WORKING DATA Start Marker
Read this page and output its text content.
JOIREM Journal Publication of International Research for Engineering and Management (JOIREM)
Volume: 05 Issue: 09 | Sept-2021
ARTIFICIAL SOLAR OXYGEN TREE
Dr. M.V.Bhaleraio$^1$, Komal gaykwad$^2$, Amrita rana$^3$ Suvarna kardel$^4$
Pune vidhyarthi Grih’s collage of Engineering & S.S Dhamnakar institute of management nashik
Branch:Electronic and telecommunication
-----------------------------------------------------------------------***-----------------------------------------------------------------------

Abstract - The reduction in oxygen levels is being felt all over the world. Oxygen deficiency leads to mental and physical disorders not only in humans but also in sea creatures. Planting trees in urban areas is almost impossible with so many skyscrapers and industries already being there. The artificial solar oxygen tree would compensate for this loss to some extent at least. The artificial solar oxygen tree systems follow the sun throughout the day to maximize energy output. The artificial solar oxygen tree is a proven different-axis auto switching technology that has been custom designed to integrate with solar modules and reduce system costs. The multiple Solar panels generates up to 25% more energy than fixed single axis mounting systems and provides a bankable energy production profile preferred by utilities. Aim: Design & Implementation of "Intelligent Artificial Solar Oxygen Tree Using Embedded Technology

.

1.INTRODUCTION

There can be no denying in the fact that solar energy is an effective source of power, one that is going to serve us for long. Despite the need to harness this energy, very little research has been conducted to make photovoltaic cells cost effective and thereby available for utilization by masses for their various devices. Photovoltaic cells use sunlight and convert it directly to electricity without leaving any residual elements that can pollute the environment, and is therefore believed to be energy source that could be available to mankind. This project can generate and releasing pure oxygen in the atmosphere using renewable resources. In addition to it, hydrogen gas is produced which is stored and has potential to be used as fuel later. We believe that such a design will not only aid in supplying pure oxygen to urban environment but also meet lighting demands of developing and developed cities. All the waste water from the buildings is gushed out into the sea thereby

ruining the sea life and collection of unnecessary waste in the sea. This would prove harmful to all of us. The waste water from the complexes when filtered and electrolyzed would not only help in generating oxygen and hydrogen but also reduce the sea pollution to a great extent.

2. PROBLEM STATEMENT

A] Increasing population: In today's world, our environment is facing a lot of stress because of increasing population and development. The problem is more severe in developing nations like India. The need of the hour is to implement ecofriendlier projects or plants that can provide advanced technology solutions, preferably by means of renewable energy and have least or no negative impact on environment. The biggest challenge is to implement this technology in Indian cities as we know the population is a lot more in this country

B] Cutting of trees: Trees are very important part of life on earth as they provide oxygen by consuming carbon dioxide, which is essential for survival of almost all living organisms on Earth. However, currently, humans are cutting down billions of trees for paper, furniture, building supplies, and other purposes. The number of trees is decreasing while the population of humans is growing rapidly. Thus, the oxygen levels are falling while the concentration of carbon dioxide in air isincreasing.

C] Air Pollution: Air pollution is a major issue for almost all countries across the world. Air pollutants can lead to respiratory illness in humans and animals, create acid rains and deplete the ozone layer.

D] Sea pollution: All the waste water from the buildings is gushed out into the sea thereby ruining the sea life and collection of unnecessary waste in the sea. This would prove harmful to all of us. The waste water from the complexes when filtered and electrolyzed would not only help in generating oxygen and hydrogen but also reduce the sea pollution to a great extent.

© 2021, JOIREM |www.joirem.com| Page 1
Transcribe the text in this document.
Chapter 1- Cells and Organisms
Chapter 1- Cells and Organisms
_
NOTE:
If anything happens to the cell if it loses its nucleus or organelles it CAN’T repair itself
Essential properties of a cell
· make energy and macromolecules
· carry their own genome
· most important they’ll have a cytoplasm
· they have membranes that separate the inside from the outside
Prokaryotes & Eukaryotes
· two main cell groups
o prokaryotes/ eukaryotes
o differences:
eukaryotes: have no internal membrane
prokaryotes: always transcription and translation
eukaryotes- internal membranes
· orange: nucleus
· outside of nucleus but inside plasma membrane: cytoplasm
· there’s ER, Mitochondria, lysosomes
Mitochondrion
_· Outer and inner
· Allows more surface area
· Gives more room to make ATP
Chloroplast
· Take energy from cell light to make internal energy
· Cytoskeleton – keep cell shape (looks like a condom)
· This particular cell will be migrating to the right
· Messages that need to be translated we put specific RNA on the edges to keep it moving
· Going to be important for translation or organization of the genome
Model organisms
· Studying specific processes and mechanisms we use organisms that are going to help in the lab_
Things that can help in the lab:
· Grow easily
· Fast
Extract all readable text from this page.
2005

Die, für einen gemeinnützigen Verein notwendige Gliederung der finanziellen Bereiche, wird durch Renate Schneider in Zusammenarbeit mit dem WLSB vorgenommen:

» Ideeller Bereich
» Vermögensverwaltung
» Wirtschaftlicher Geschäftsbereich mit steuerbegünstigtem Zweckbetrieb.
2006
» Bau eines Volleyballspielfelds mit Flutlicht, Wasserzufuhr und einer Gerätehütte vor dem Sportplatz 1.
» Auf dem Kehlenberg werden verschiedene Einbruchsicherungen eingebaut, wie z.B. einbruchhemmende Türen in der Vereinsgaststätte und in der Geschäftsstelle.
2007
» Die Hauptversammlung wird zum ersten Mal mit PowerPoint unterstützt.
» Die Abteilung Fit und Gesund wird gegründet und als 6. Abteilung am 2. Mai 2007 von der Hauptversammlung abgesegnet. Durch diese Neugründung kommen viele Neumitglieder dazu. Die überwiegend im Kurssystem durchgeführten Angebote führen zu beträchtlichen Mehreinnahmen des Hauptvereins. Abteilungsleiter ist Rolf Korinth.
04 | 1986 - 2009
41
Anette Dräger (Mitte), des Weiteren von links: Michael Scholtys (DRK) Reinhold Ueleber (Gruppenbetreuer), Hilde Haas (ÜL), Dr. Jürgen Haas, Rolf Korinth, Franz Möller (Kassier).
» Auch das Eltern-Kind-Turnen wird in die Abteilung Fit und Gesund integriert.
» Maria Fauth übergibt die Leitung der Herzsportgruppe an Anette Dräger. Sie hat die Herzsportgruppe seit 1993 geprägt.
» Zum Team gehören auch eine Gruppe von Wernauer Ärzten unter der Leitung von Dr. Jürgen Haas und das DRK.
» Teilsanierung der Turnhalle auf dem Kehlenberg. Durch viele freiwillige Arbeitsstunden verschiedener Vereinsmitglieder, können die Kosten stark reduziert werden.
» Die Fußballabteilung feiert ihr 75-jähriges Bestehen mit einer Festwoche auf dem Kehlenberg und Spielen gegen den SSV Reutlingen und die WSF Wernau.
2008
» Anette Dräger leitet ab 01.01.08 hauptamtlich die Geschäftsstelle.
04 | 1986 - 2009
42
WORKING DATA End Marker
◆ **EXERCISE INSTRUCTIONS**
Reproduce the whole of the records exactly, so that no line differs from the source above.

◆ **REPLY**
Read this page and output its text content.
JOIREM Journal Publication of International Research for Engineering and Management (JOIREM)
Volume: 05 Issue: 09 | Sept-2021
ARTIFICIAL SOLAR OXYGEN TREE
Dr. M.V.Bhaleraio$^1$, Komal gaykwad$^2$, Amrita rana$^3$ Suvarna kardel$^4$
Pune vidhyarthi Grih’s collage of Engineering & S.S Dhamnakar institute of management nashik
Branch:Electronic and telecommunication
-----------------------------------------------------------------------***-----------------------------------------------------------------------

Abstract - The reduction in oxygen levels is being felt all over the world. Oxygen deficiency leads to mental and physical disorders not only in humans but also in sea creatures. Planting trees in urban areas is almost impossible with so many skyscrapers and industries already being there. The artificial solar oxygen tree would compensate for this loss to some extent at least. The artificial solar oxygen tree systems follow the sun throughout the day to maximize energy output. The artificial solar oxygen tree is a proven different-axis auto switching technology that has been custom designed to integrate with solar modules and reduce system costs. The multiple Solar panels generates up to 25% more energy than fixed single axis mounting systems and provides a bankable energy production profile preferred by utilities. Aim: Design & Implementation of "Intelligent Artificial Solar Oxygen Tree Using Embedded Technology

.

1.INTRODUCTION

There can be no denying in the fact that solar energy is an effective source of power, one that is going to serve us for long. Despite the need to harness this energy, very little research has been conducted to make photovoltaic cells cost effective and thereby available for utilization by masses for their various devices. Photovoltaic cells use sunlight and convert it directly to electricity without leaving any residual elements that can pollute the environment, and is therefore believed to be energy source that could be available to mankind. This project can generate and releasing pure oxygen in the atmosphere using renewable resources. In addition to it, hydrogen gas is produced which is stored and has potential to be used as fuel later. We believe that such a design will not only aid in supplying pure oxygen to urban environment but also meet lighting demands of developing and developed cities. All the waste water from the buildings is gushed out into the sea thereby

ruining the sea life and collection of unnecessary waste in the sea. This would prove harmful to all of us. The waste water from the complexes when filtered and electrolyzed would not only help in generating oxygen and hydrogen but also reduce the sea pollution to a great extent.

2. PROBLEM STATEMENT

A] Increasing population: In today's world, our environment is facing a lot of stress because of increasing population and development. The problem is more severe in developing nations like India. The need of the hour is to implement ecofriendlier projects or plants that can provide advanced technology solutions, preferably by means of renewable energy and have least or no negative impact on environment. The biggest challenge is to implement this technology in Indian cities as we know the population is a lot more in this country

B] Cutting of trees: Trees are very important part of life on earth as they provide oxygen by consuming carbon dioxide, which is essential for survival of almost all living organisms on Earth. However, currently, humans are cutting down billions of trees for paper, furniture, building supplies, and other purposes. The number of trees is decreasing while the population of humans is growing rapidly. Thus, the oxygen levels are falling while the concentration of carbon dioxide in air isincreasing.

C] Air Pollution: Air pollution is a major issue for almost all countries across the world. Air pollutants can lead to respiratory illness in humans and animals, create acid rains and deplete the ozone layer.

D] Sea pollution: All the waste water from the buildings is gushed out into the sea thereby ruining the sea life and collection of unnecessary waste in the sea. This would prove harmful to all of us. The waste water from the complexes when filtered and electrolyzed would not only help in generating oxygen and hydrogen but also reduce the sea pollution to a great extent.

© 2021, JOIREM |www.joirem.com| Page 1
Transcribe the text in this document.
Chapter 1- Cells and Organisms
Chapter 1- Cells and Organisms
_
NOTE:
If anything happens to the cell if it loses its nucleus or organelles it CAN’T repair itself
Essential properties of a cell
· make energy and macromolecules
· carry their own genome
· most important they’ll have a cytoplasm
· they have membranes that separate the inside from the outside
Prokaryotes & Eukaryotes
· two main cell groups
o prokaryotes/ eukaryotes
o differences:
eukaryotes: have no internal membrane
prokaryotes: always transcription and translation
eukaryotes- internal membranes
· orange: nucleus
· outside of nucleus but inside plasma membrane: cytoplasm
· there’s ER, Mitochondria, lysosomes
Mitochondrion
_· Outer and inner
· Allows more surface area
· Gives more room to make ATP
Chloroplast
· Take energy from cell light to make internal energy
· Cytoskeleton – keep cell shape (looks like a condom)
· This particular cell will be migrating to the right
· Messages that need to be translated we put specific RNA on the edges to keep it moving
· Going to be important for translation or organization of the genome
Model organisms
· Studying specific processes and mechanisms we use organisms that are going to help in the lab_
Things that can help in the lab:
· Grow easily
· Fast
Extract all readable text from this page.
2005

Die, für einen gemeinnützigen Verein notwendige Gliederung der finanziellen Bereiche, wird durch Renate Schneider in Zusammenarbeit mit dem WLSB vorgenommen:

» Ideeller Bereich
» Vermögensverwaltung
» Wirtschaftlicher Geschäftsbereich mit steuerbegünstigtem Zweckbetrieb.
2006
» Bau eines Volleyballspielfelds mit Flutlicht, Wasserzufuhr und einer Gerätehütte vor dem Sportplatz 1.
» Auf dem Kehlenberg werden verschiedene Einbruchsicherungen eingebaut, wie z.B. einbruchhemmende Türen in der Vereinsgaststätte und in der Geschäftsstelle.
2007
» Die Hauptversammlung wird zum ersten Mal mit PowerPoint unterstützt.
» Die Abteilung Fit und Gesund wird gegründet und als 6. Abteilung am 2. Mai 2007 von der Hauptversammlung abgesegnet. Durch diese Neugründung kommen viele Neumitglieder dazu. Die überwiegend im Kurssystem durchgeführten Angebote führen zu beträchtlichen Mehreinnahmen des Hauptvereins. Abteilungsleiter ist Rolf Korinth.
04 | 1986 - 2009
41
Anette Dräger (Mitte), des Weiteren von links: Michael Scholtys (DRK) Reinhold Ueleber (Gruppenbetreuer), Hilde Haas (ÜL), Dr. Jürgen Haas, Rolf Korinth, Franz Möller (Kassier).
» Auch das Eltern-Kind-Turnen wird in die Abteilung Fit und Gesund integriert.
» Maria Fauth übergibt die Leitung der Herzsportgruppe an Anette Dräger. Sie hat die Herzsportgruppe seit 1993 geprägt.
» Zum Team gehören auch eine Gruppe von Wernauer Ärzten unter der Leitung von Dr. Jürgen Haas und das DRK.
» Teilsanierung der Turnhalle auf dem Kehlenberg. Durch viele freiwillige Arbeitsstunden verschiedener Vereinsmitglieder, können die Kosten stark reduziert werden.
» Die Fußballabteilung feiert ihr 75-jähriges Bestehen mit einer Festwoche auf dem Kehlenberg und Spielen gegen den SSV Reutlingen und die WSF Wernau.
2008
» Anette Dräger leitet ab 01.01.08 hauptamtlich die Geschäftsstelle.
04 | 1986 - 2009
42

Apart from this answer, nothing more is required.